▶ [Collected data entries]
▬▬▬▬▬▬
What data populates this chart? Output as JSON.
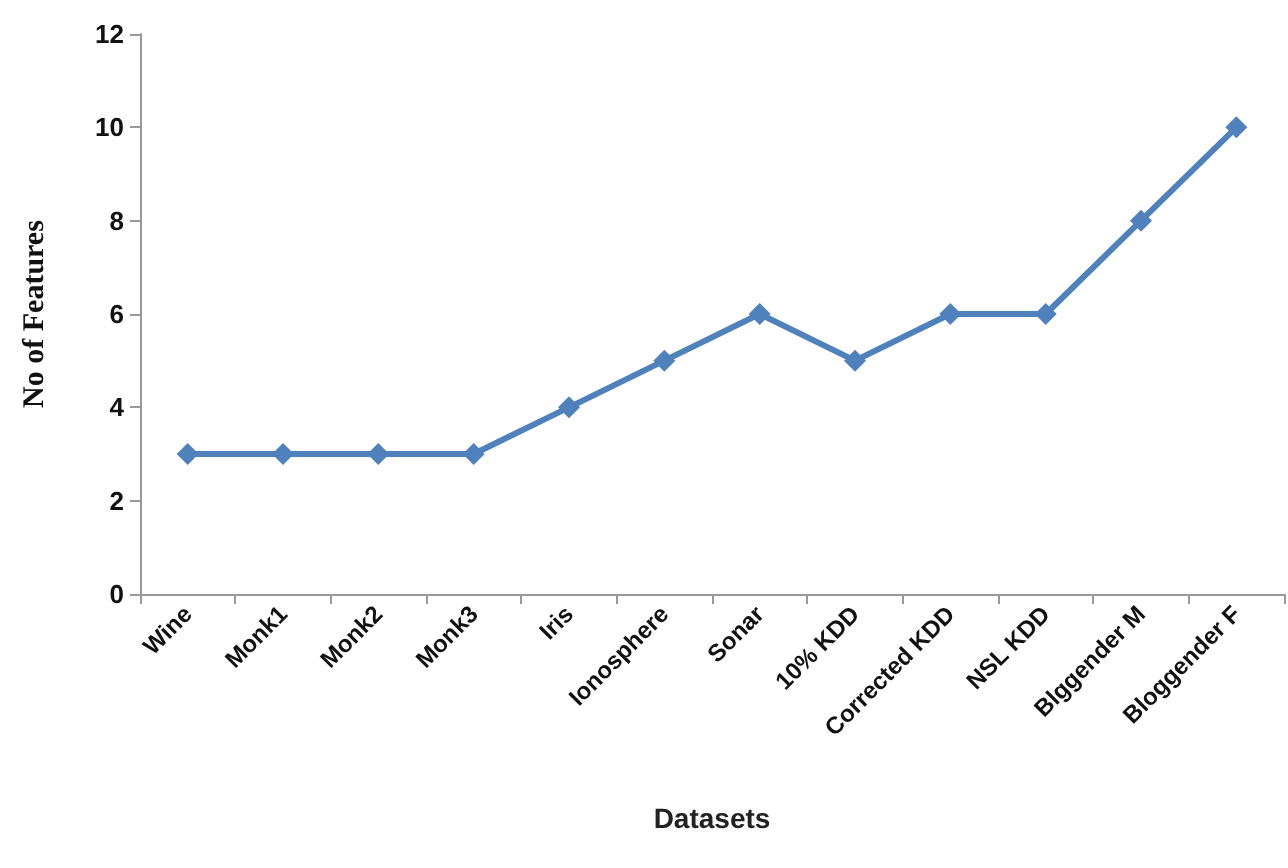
{
  "chart_data": {
    "type": "line",
    "xlabel": "Datasets",
    "ylabel": "No of Features",
    "categories": [
      "Wine",
      "Monk1",
      "Monk2",
      "Monk3",
      "Iris",
      "Ionosphere",
      "Sonar",
      "10% KDD",
      "Corrected KDD",
      "NSL KDD",
      "Blggender M",
      "Bloggender F"
    ],
    "series": [
      {
        "color": "#4f81bd",
        "values": [
          3,
          3,
          3,
          3,
          4,
          5,
          6,
          5,
          6,
          6,
          8,
          10
        ]
      }
    ],
    "ylim": [
      0,
      12
    ],
    "yticks": [
      0,
      2,
      4,
      6,
      8,
      10,
      12
    ],
    "marker": "diamond",
    "line_style": "solid",
    "grid": false
  }
}
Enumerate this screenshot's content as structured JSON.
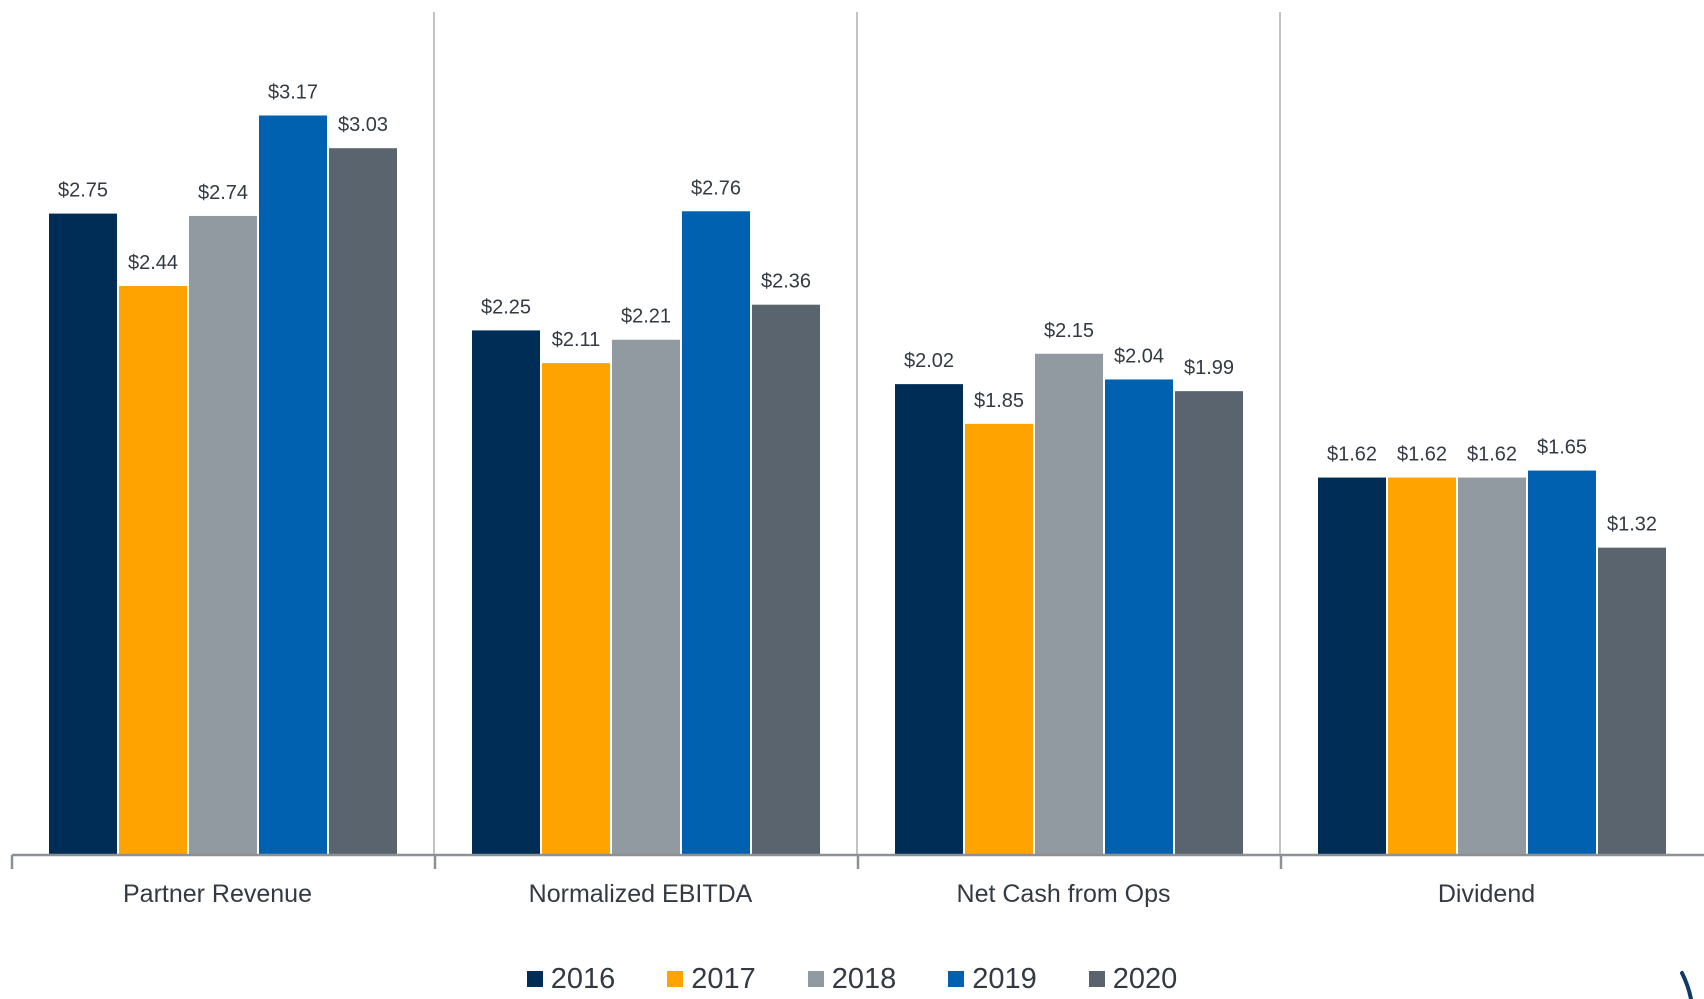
{
  "chart_data": {
    "type": "bar",
    "title": "",
    "xlabel": "",
    "ylabel": "",
    "ylim": [
      0,
      3.5
    ],
    "grid": false,
    "legend_position": "bottom",
    "value_prefix": "$",
    "categories": [
      "Partner Revenue",
      "Normalized EBITDA",
      "Net Cash from Ops",
      "Dividend"
    ],
    "series": [
      {
        "name": "2016",
        "color": "#002d56",
        "values": [
          2.75,
          2.25,
          2.02,
          1.62
        ]
      },
      {
        "name": "2017",
        "color": "#ffa300",
        "values": [
          2.44,
          2.11,
          1.85,
          1.62
        ]
      },
      {
        "name": "2018",
        "color": "#929aa1",
        "values": [
          2.74,
          2.21,
          2.15,
          1.62
        ]
      },
      {
        "name": "2019",
        "color": "#0061b1",
        "values": [
          3.17,
          2.76,
          2.04,
          1.65
        ]
      },
      {
        "name": "2020",
        "color": "#5a646e",
        "values": [
          3.03,
          2.36,
          1.99,
          1.32
        ]
      }
    ],
    "data_labels": [
      [
        "$2.75",
        "$2.25",
        "$2.02",
        "$1.62"
      ],
      [
        "$2.44",
        "$2.11",
        "$1.85",
        "$1.62"
      ],
      [
        "$2.74",
        "$2.21",
        "$2.15",
        "$1.62"
      ],
      [
        "$3.17",
        "$2.76",
        "$2.04",
        "$1.65"
      ],
      [
        "$3.03",
        "$2.36",
        "$1.99",
        "$1.32"
      ]
    ]
  },
  "colors": {
    "axis": "#8c9196",
    "divider": "#bfc4c8",
    "text": "#333a44",
    "corner_mark": "#0d3a66"
  }
}
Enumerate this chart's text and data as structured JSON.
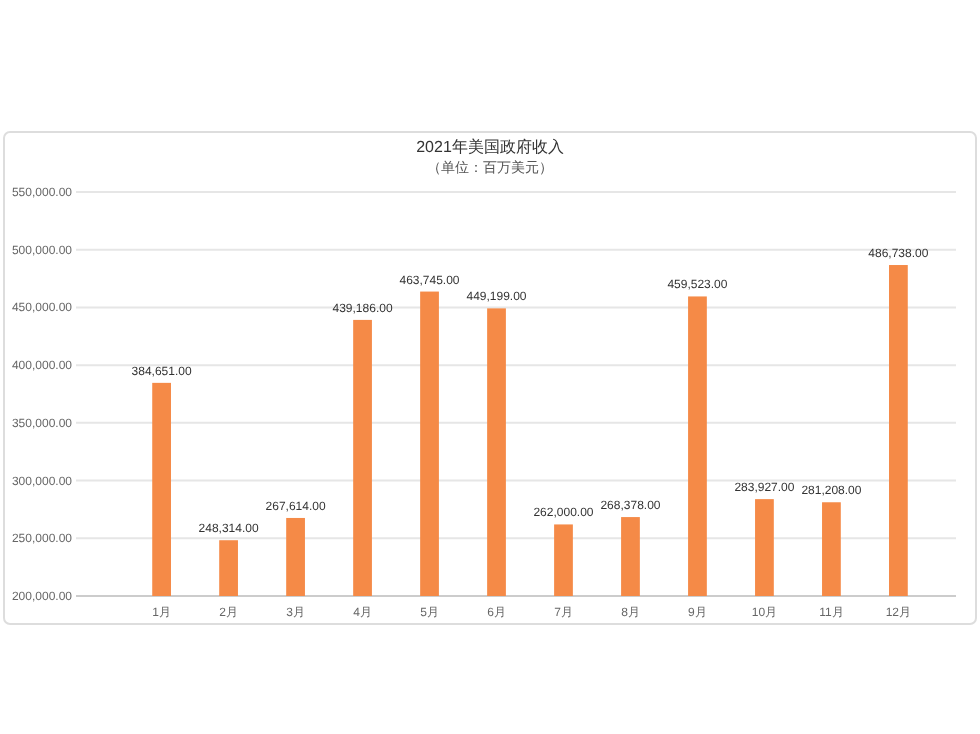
{
  "chart_data": {
    "type": "bar",
    "title": "2021年美国政府收入",
    "subtitle": "（单位：百万美元）",
    "categories": [
      "1月",
      "2月",
      "3月",
      "4月",
      "5月",
      "6月",
      "7月",
      "8月",
      "9月",
      "10月",
      "11月",
      "12月"
    ],
    "values": [
      384651,
      248314,
      267614,
      439186,
      463745,
      449199,
      262000,
      268378,
      459523,
      283927,
      281208,
      486738
    ],
    "value_labels": [
      "384,651.00",
      "248,314.00",
      "267,614.00",
      "439,186.00",
      "463,745.00",
      "449,199.00",
      "262,000.00",
      "268,378.00",
      "459,523.00",
      "283,927.00",
      "281,208.00",
      "486,738.00"
    ],
    "color": "#f58a47",
    "ylim": [
      200000,
      550000
    ],
    "yticks": [
      {
        "value": 200000,
        "label": "200,000.00"
      },
      {
        "value": 250000,
        "label": "250,000.00"
      },
      {
        "value": 300000,
        "label": "300,000.00"
      },
      {
        "value": 350000,
        "label": "350,000.00"
      },
      {
        "value": 400000,
        "label": "400,000.00"
      },
      {
        "value": 450000,
        "label": "450,000.00"
      },
      {
        "value": 500000,
        "label": "500,000.00"
      },
      {
        "value": 550000,
        "label": "550,000.00"
      }
    ],
    "grid": "y"
  }
}
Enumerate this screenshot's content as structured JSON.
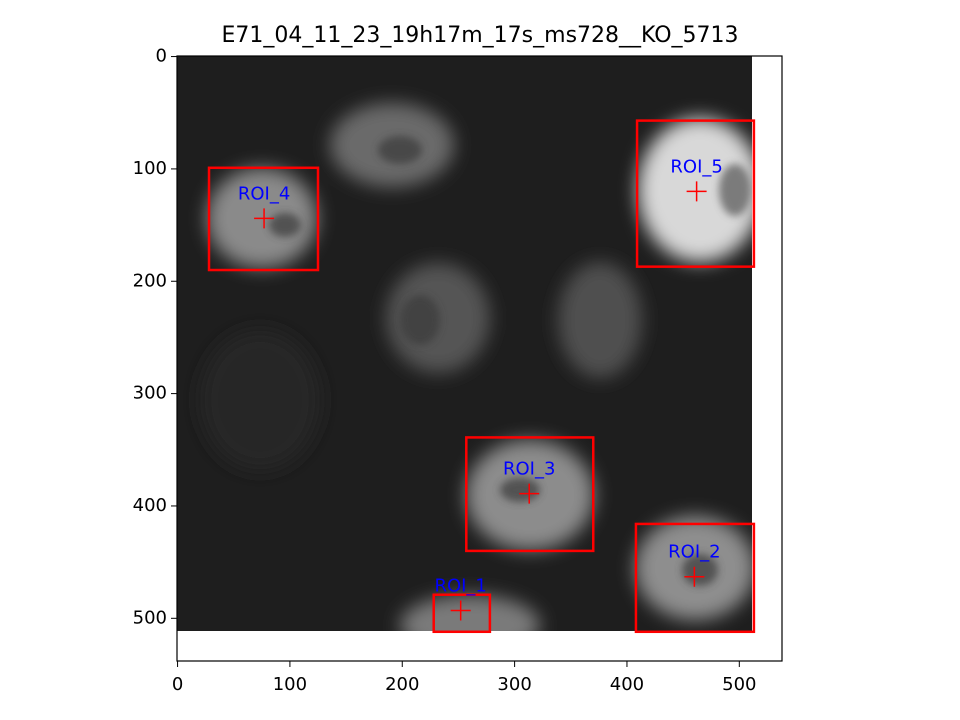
{
  "chart_data": {
    "type": "image",
    "title": "E71_04_11_23_19h17m_17s_ms728__KO_5713",
    "xlim": [
      -0.5,
      538
    ],
    "ylim": [
      538,
      -0.5
    ],
    "xticks": [
      0,
      100,
      200,
      300,
      400,
      500
    ],
    "yticks": [
      0,
      100,
      200,
      300,
      400,
      500
    ],
    "box_color": "#ff0000",
    "label_color": "#0000ff",
    "rois": [
      {
        "label": "ROI_1",
        "x0": 228,
        "x1": 278,
        "y0": 479,
        "y1": 512,
        "cx": 252,
        "cy": 493
      },
      {
        "label": "ROI_2",
        "x0": 408,
        "x1": 513,
        "y0": 416,
        "y1": 512,
        "cx": 460,
        "cy": 463
      },
      {
        "label": "ROI_3",
        "x0": 257,
        "x1": 370,
        "y0": 339,
        "y1": 440,
        "cx": 313,
        "cy": 389
      },
      {
        "label": "ROI_4",
        "x0": 28,
        "x1": 125,
        "y0": 99,
        "y1": 190,
        "cx": 77,
        "cy": 144
      },
      {
        "label": "ROI_5",
        "x0": 409,
        "x1": 513,
        "y0": 57,
        "y1": 187,
        "cx": 462,
        "cy": 120
      }
    ]
  }
}
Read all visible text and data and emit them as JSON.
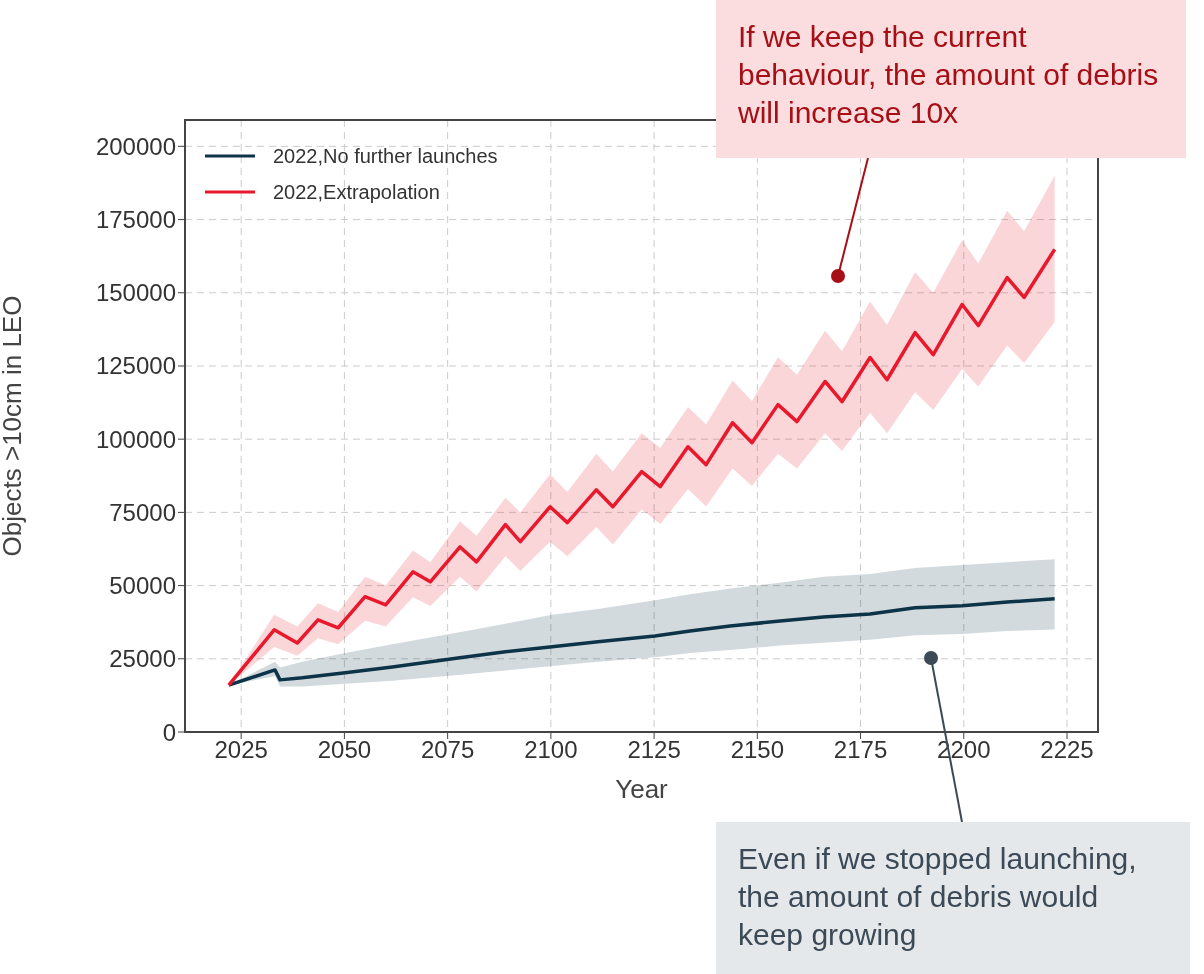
{
  "chart_data": {
    "type": "line",
    "xlabel": "Year",
    "ylabel": "Objects >10cm in LEO",
    "xlim": [
      2011.4,
      2232.5
    ],
    "xticks": [
      2025,
      2050,
      2075,
      2100,
      2125,
      2150,
      2175,
      2200,
      2225
    ],
    "ylim": [
      0,
      209000
    ],
    "yticks": [
      0,
      25000,
      50000,
      75000,
      100000,
      125000,
      150000,
      175000,
      200000
    ],
    "grid": true,
    "legend": "top left",
    "series": [
      {
        "name": "2022,No further launches",
        "color": "#0d3349",
        "x": [
          2022,
          2033.2,
          2034.4,
          2039.8,
          2050.2,
          2061.6,
          2077.5,
          2089,
          2100.3,
          2111.4,
          2125.2,
          2133.7,
          2143.4,
          2155.5,
          2166,
          2177.3,
          2188.2,
          2199.6,
          2210.5,
          2222
        ],
        "values": [
          16000,
          21200,
          17800,
          18500,
          20200,
          22200,
          25300,
          27400,
          29100,
          30800,
          32800,
          34500,
          36200,
          37900,
          39300,
          40300,
          42400,
          43100,
          44400,
          45500
        ],
        "lower": [
          16000,
          19000,
          15500,
          15500,
          16500,
          17500,
          19500,
          21000,
          22500,
          24000,
          25500,
          27000,
          28000,
          29500,
          30500,
          31500,
          33000,
          33500,
          34500,
          35000
        ],
        "upper": [
          16000,
          24000,
          22000,
          24000,
          27000,
          30000,
          34000,
          37000,
          40000,
          42000,
          45000,
          47000,
          49000,
          51000,
          53000,
          54000,
          56000,
          57000,
          58000,
          59000
        ]
      },
      {
        "name": "2022,Extrapolation",
        "color": "#e8192c",
        "x": [
          2022,
          2033,
          2038.6,
          2043.6,
          2048.5,
          2055,
          2060,
          2066.6,
          2070.8,
          2078,
          2082,
          2089,
          2092.6,
          2099.8,
          2104,
          2111,
          2115,
          2122,
          2126.5,
          2133.2,
          2137.6,
          2144,
          2148.7,
          2155,
          2159.6,
          2166.4,
          2170.5,
          2177.3,
          2181.4,
          2188.2,
          2192.6,
          2199.6,
          2203.5,
          2210.5,
          2214.6,
          2222
        ],
        "values": [
          16000,
          34900,
          30400,
          38300,
          35600,
          46200,
          43400,
          54700,
          51300,
          63200,
          58100,
          70800,
          65000,
          76900,
          71500,
          82700,
          76900,
          88900,
          83800,
          97400,
          91300,
          105600,
          98800,
          111800,
          106000,
          119700,
          112800,
          127900,
          120300,
          136400,
          128900,
          146000,
          138800,
          155200,
          148400,
          164800
        ],
        "lower": [
          16000,
          29000,
          26000,
          32000,
          30000,
          38000,
          36000,
          46000,
          43000,
          53000,
          48000,
          60000,
          55000,
          65000,
          60000,
          70000,
          64000,
          76000,
          71000,
          83000,
          77000,
          90000,
          84000,
          95000,
          90000,
          102000,
          96000,
          109000,
          102000,
          116000,
          110000,
          124000,
          118000,
          132000,
          126000,
          140000
        ],
        "upper": [
          16000,
          40000,
          36000,
          44000,
          41000,
          53000,
          50000,
          62000,
          58000,
          72000,
          67000,
          80000,
          75000,
          88000,
          82000,
          95000,
          89000,
          102000,
          97000,
          111000,
          105000,
          120000,
          113000,
          128000,
          122000,
          137000,
          130000,
          147000,
          139000,
          157000,
          150000,
          168000,
          160000,
          178000,
          171000,
          190000
        ]
      }
    ],
    "annotations": [
      "If we keep the current behaviour, the amount of debris will increase 10x",
      "Even if we stopped launching, the amount of debris would keep growing"
    ]
  }
}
▬▬▬▬▬▬
▶ [Task brief] Reproduce every line of the listing above in which the string "debris" appears.

▶ [Exercise output]
      "If we keep the current behaviour, the amount of debris will increase 10x",
      "Even if we stopped launching, the amount of debris would keep growing"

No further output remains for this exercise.